[start EXTRACTED INFORMATION]
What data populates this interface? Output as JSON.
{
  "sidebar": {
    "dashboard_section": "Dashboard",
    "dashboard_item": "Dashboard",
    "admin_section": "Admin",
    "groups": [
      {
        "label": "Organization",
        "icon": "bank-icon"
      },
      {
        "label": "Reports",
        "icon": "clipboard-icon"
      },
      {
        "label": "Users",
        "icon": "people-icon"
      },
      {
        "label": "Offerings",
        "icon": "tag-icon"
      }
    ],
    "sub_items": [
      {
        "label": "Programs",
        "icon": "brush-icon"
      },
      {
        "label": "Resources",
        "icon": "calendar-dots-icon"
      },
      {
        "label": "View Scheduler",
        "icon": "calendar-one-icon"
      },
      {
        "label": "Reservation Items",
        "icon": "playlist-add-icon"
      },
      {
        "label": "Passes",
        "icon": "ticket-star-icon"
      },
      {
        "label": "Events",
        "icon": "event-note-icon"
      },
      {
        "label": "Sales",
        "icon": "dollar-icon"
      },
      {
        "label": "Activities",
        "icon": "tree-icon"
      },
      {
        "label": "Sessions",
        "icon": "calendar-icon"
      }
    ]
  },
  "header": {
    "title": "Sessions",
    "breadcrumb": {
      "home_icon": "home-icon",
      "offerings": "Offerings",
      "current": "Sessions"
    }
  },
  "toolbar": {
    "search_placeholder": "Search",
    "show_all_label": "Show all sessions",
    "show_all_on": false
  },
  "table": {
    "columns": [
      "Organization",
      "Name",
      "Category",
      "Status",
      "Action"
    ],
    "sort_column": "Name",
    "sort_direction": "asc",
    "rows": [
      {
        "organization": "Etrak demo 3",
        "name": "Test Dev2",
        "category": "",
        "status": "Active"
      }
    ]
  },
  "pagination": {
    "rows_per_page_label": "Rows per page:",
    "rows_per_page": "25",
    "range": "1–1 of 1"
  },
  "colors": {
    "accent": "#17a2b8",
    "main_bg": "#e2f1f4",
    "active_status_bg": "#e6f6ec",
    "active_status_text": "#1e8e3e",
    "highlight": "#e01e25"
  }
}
[end EXTRACTED INFORMATION]
**SET TASK**
Each line of the material above must be retyped precisely.

**EXERCISE OUTPUT**
What data populates this interface? Output as JSON.
{
  "sidebar": {
    "dashboard_section": "Dashboard",
    "dashboard_item": "Dashboard",
    "admin_section": "Admin",
    "groups": [
      {
        "label": "Organization",
        "icon": "bank-icon"
      },
      {
        "label": "Reports",
        "icon": "clipboard-icon"
      },
      {
        "label": "Users",
        "icon": "people-icon"
      },
      {
        "label": "Offerings",
        "icon": "tag-icon"
      }
    ],
    "sub_items": [
      {
        "label": "Programs",
        "icon": "brush-icon"
      },
      {
        "label": "Resources",
        "icon": "calendar-dots-icon"
      },
      {
        "label": "View Scheduler",
        "icon": "calendar-one-icon"
      },
      {
        "label": "Reservation Items",
        "icon": "playlist-add-icon"
      },
      {
        "label": "Passes",
        "icon": "ticket-star-icon"
      },
      {
        "label": "Events",
        "icon": "event-note-icon"
      },
      {
        "label": "Sales",
        "icon": "dollar-icon"
      },
      {
        "label": "Activities",
        "icon": "tree-icon"
      },
      {
        "label": "Sessions",
        "icon": "calendar-icon"
      }
    ]
  },
  "header": {
    "title": "Sessions",
    "breadcrumb": {
      "home_icon": "home-icon",
      "offerings": "Offerings",
      "current": "Sessions"
    }
  },
  "toolbar": {
    "search_placeholder": "Search",
    "show_all_label": "Show all sessions",
    "show_all_on": false
  },
  "table": {
    "columns": [
      "Organization",
      "Name",
      "Category",
      "Status",
      "Action"
    ],
    "sort_column": "Name",
    "sort_direction": "asc",
    "rows": [
      {
        "organization": "Etrak demo 3",
        "name": "Test Dev2",
        "category": "",
        "status": "Active"
      }
    ]
  },
  "pagination": {
    "rows_per_page_label": "Rows per page:",
    "rows_per_page": "25",
    "range": "1–1 of 1"
  },
  "colors": {
    "accent": "#17a2b8",
    "main_bg": "#e2f1f4",
    "active_status_bg": "#e6f6ec",
    "active_status_text": "#1e8e3e",
    "highlight": "#e01e25"
  }
}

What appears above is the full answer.